Write out all of the data without omission, exactly as shown.

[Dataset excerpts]
☆ ☆ ☆
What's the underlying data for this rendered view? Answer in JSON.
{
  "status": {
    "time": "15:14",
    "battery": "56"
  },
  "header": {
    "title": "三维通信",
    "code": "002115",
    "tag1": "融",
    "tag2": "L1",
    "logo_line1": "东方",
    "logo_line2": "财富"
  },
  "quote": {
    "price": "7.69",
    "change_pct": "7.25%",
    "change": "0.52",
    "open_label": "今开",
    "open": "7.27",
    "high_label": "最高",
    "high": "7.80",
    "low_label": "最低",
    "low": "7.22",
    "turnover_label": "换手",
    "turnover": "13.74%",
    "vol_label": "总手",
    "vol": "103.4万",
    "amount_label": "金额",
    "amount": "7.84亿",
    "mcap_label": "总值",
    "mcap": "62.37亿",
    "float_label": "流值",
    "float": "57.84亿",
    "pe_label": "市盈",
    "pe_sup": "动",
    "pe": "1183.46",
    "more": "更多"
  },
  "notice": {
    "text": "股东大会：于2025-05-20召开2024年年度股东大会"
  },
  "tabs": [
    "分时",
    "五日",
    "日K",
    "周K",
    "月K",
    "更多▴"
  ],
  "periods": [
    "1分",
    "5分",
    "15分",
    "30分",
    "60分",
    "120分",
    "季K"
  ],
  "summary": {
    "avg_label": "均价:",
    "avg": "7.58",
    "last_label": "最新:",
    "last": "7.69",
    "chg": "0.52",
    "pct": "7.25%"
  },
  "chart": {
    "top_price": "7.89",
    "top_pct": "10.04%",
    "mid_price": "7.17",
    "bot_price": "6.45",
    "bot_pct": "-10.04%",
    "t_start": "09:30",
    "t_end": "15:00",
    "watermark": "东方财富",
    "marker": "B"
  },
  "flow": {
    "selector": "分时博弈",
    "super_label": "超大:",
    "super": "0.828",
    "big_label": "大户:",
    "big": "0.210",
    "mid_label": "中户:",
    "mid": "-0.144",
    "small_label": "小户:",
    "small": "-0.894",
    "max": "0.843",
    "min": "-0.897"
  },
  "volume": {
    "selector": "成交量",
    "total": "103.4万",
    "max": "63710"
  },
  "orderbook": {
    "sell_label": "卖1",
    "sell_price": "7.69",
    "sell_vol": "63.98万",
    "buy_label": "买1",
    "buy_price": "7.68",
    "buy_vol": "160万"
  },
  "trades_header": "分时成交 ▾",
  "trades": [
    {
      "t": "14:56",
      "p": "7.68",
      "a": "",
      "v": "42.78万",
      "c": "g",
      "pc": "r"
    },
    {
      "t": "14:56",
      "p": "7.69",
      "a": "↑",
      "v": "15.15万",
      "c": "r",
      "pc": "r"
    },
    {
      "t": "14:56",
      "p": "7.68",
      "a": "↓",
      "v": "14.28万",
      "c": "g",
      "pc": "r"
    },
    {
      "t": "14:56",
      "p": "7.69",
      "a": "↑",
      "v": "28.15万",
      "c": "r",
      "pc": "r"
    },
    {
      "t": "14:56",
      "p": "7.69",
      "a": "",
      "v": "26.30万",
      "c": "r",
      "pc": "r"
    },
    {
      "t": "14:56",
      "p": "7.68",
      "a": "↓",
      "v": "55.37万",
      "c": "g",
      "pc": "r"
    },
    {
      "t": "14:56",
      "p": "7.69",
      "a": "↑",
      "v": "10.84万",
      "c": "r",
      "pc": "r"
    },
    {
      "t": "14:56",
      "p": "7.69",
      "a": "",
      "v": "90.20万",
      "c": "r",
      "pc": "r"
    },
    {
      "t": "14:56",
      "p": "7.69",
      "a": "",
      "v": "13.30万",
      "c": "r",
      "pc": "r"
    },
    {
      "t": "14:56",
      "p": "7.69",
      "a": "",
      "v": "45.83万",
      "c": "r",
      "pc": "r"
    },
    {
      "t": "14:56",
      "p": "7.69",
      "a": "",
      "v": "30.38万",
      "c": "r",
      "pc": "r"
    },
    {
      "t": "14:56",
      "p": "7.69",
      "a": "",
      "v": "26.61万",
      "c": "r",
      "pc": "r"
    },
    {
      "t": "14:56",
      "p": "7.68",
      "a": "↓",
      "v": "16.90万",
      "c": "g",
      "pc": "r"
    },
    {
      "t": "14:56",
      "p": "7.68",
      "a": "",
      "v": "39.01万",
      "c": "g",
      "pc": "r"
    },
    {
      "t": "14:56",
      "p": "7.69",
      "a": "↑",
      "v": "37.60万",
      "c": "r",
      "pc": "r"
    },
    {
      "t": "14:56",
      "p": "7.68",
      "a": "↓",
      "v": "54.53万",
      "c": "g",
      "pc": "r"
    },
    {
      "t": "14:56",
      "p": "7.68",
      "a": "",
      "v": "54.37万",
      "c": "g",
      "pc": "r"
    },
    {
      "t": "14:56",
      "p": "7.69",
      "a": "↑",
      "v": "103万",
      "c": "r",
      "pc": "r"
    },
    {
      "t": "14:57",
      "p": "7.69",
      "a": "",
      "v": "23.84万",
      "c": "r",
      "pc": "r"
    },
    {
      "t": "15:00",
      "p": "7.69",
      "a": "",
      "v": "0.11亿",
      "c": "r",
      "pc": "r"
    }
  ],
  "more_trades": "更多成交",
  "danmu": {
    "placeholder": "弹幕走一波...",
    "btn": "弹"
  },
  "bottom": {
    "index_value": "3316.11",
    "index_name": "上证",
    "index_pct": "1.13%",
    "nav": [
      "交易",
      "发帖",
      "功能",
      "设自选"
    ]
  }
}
☆ ☆ ☆
• **Correct answer**:
What's the underlying data for this rendered view? Answer in JSON.
{
  "status": {
    "time": "15:14",
    "battery": "56"
  },
  "header": {
    "title": "三维通信",
    "code": "002115",
    "tag1": "融",
    "tag2": "L1",
    "logo_line1": "东方",
    "logo_line2": "财富"
  },
  "quote": {
    "price": "7.69",
    "change_pct": "7.25%",
    "change": "0.52",
    "open_label": "今开",
    "open": "7.27",
    "high_label": "最高",
    "high": "7.80",
    "low_label": "最低",
    "low": "7.22",
    "turnover_label": "换手",
    "turnover": "13.74%",
    "vol_label": "总手",
    "vol": "103.4万",
    "amount_label": "金额",
    "amount": "7.84亿",
    "mcap_label": "总值",
    "mcap": "62.37亿",
    "float_label": "流值",
    "float": "57.84亿",
    "pe_label": "市盈",
    "pe_sup": "动",
    "pe": "1183.46",
    "more": "更多"
  },
  "notice": {
    "text": "股东大会：于2025-05-20召开2024年年度股东大会"
  },
  "tabs": [
    "分时",
    "五日",
    "日K",
    "周K",
    "月K",
    "更多▴"
  ],
  "periods": [
    "1分",
    "5分",
    "15分",
    "30分",
    "60分",
    "120分",
    "季K"
  ],
  "summary": {
    "avg_label": "均价:",
    "avg": "7.58",
    "last_label": "最新:",
    "last": "7.69",
    "chg": "0.52",
    "pct": "7.25%"
  },
  "chart": {
    "top_price": "7.89",
    "top_pct": "10.04%",
    "mid_price": "7.17",
    "bot_price": "6.45",
    "bot_pct": "-10.04%",
    "t_start": "09:30",
    "t_end": "15:00",
    "watermark": "东方财富",
    "marker": "B"
  },
  "flow": {
    "selector": "分时博弈",
    "super_label": "超大:",
    "super": "0.828",
    "big_label": "大户:",
    "big": "0.210",
    "mid_label": "中户:",
    "mid": "-0.144",
    "small_label": "小户:",
    "small": "-0.894",
    "max": "0.843",
    "min": "-0.897"
  },
  "volume": {
    "selector": "成交量",
    "total": "103.4万",
    "max": "63710"
  },
  "orderbook": {
    "sell_label": "卖1",
    "sell_price": "7.69",
    "sell_vol": "63.98万",
    "buy_label": "买1",
    "buy_price": "7.68",
    "buy_vol": "160万"
  },
  "trades_header": "分时成交 ▾",
  "trades": [
    {
      "t": "14:56",
      "p": "7.68",
      "a": "",
      "v": "42.78万",
      "c": "g",
      "pc": "r"
    },
    {
      "t": "14:56",
      "p": "7.69",
      "a": "↑",
      "v": "15.15万",
      "c": "r",
      "pc": "r"
    },
    {
      "t": "14:56",
      "p": "7.68",
      "a": "↓",
      "v": "14.28万",
      "c": "g",
      "pc": "r"
    },
    {
      "t": "14:56",
      "p": "7.69",
      "a": "↑",
      "v": "28.15万",
      "c": "r",
      "pc": "r"
    },
    {
      "t": "14:56",
      "p": "7.69",
      "a": "",
      "v": "26.30万",
      "c": "r",
      "pc": "r"
    },
    {
      "t": "14:56",
      "p": "7.68",
      "a": "↓",
      "v": "55.37万",
      "c": "g",
      "pc": "r"
    },
    {
      "t": "14:56",
      "p": "7.69",
      "a": "↑",
      "v": "10.84万",
      "c": "r",
      "pc": "r"
    },
    {
      "t": "14:56",
      "p": "7.69",
      "a": "",
      "v": "90.20万",
      "c": "r",
      "pc": "r"
    },
    {
      "t": "14:56",
      "p": "7.69",
      "a": "",
      "v": "13.30万",
      "c": "r",
      "pc": "r"
    },
    {
      "t": "14:56",
      "p": "7.69",
      "a": "",
      "v": "45.83万",
      "c": "r",
      "pc": "r"
    },
    {
      "t": "14:56",
      "p": "7.69",
      "a": "",
      "v": "30.38万",
      "c": "r",
      "pc": "r"
    },
    {
      "t": "14:56",
      "p": "7.69",
      "a": "",
      "v": "26.61万",
      "c": "r",
      "pc": "r"
    },
    {
      "t": "14:56",
      "p": "7.68",
      "a": "↓",
      "v": "16.90万",
      "c": "g",
      "pc": "r"
    },
    {
      "t": "14:56",
      "p": "7.68",
      "a": "",
      "v": "39.01万",
      "c": "g",
      "pc": "r"
    },
    {
      "t": "14:56",
      "p": "7.69",
      "a": "↑",
      "v": "37.60万",
      "c": "r",
      "pc": "r"
    },
    {
      "t": "14:56",
      "p": "7.68",
      "a": "↓",
      "v": "54.53万",
      "c": "g",
      "pc": "r"
    },
    {
      "t": "14:56",
      "p": "7.68",
      "a": "",
      "v": "54.37万",
      "c": "g",
      "pc": "r"
    },
    {
      "t": "14:56",
      "p": "7.69",
      "a": "↑",
      "v": "103万",
      "c": "r",
      "pc": "r"
    },
    {
      "t": "14:57",
      "p": "7.69",
      "a": "",
      "v": "23.84万",
      "c": "r",
      "pc": "r"
    },
    {
      "t": "15:00",
      "p": "7.69",
      "a": "",
      "v": "0.11亿",
      "c": "r",
      "pc": "r"
    }
  ],
  "more_trades": "更多成交",
  "danmu": {
    "placeholder": "弹幕走一波...",
    "btn": "弹"
  },
  "bottom": {
    "index_value": "3316.11",
    "index_name": "上证",
    "index_pct": "1.13%",
    "nav": [
      "交易",
      "发帖",
      "功能",
      "设自选"
    ]
  }
}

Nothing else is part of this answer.